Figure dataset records
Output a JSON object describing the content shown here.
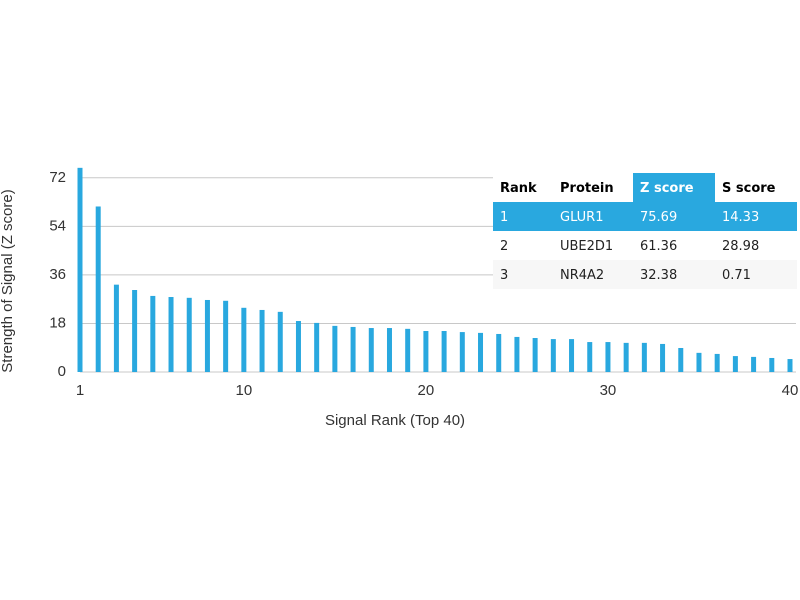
{
  "chart_data": {
    "type": "bar",
    "x_label": "Signal Rank (Top 40)",
    "y_label": "Strength of Signal (Z score)",
    "x": [
      1,
      2,
      3,
      4,
      5,
      6,
      7,
      8,
      9,
      10,
      11,
      12,
      13,
      14,
      15,
      16,
      17,
      18,
      19,
      20,
      21,
      22,
      23,
      24,
      25,
      26,
      27,
      28,
      29,
      30,
      31,
      32,
      33,
      34,
      35,
      36,
      37,
      38,
      39,
      40
    ],
    "values": [
      75.69,
      61.36,
      32.38,
      30.4,
      28.2,
      27.8,
      27.5,
      26.7,
      26.4,
      23.8,
      23.0,
      22.3,
      18.9,
      18.2,
      17.1,
      16.7,
      16.3,
      16.3,
      16.0,
      15.2,
      15.2,
      14.8,
      14.5,
      14.1,
      13.0,
      12.6,
      12.2,
      12.2,
      11.1,
      11.1,
      10.8,
      10.8,
      10.4,
      8.9,
      7.1,
      6.7,
      5.9,
      5.6,
      5.2,
      4.8
    ],
    "color": "#29a8df",
    "xlim": [
      1,
      40
    ],
    "xticks": [
      1,
      10,
      20,
      30,
      40
    ],
    "ylim": [
      0,
      76
    ],
    "yticks": [
      0,
      18,
      36,
      54,
      72
    ],
    "grid": true
  },
  "table": {
    "columns": [
      "Rank",
      "Protein",
      "Z score",
      "S score"
    ],
    "rows": [
      [
        1,
        "GLUR1",
        75.69,
        14.33
      ],
      [
        2,
        "UBE2D1",
        61.36,
        28.98
      ],
      [
        3,
        "NR4A2",
        32.38,
        0.71
      ]
    ]
  }
}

**Your goal**.
Copy every line of the data where "Signal" is found.

**Output below**.
    "x_label": "Signal Rank (Top 40)",
    "y_label": "Strength of Signal (Z score)",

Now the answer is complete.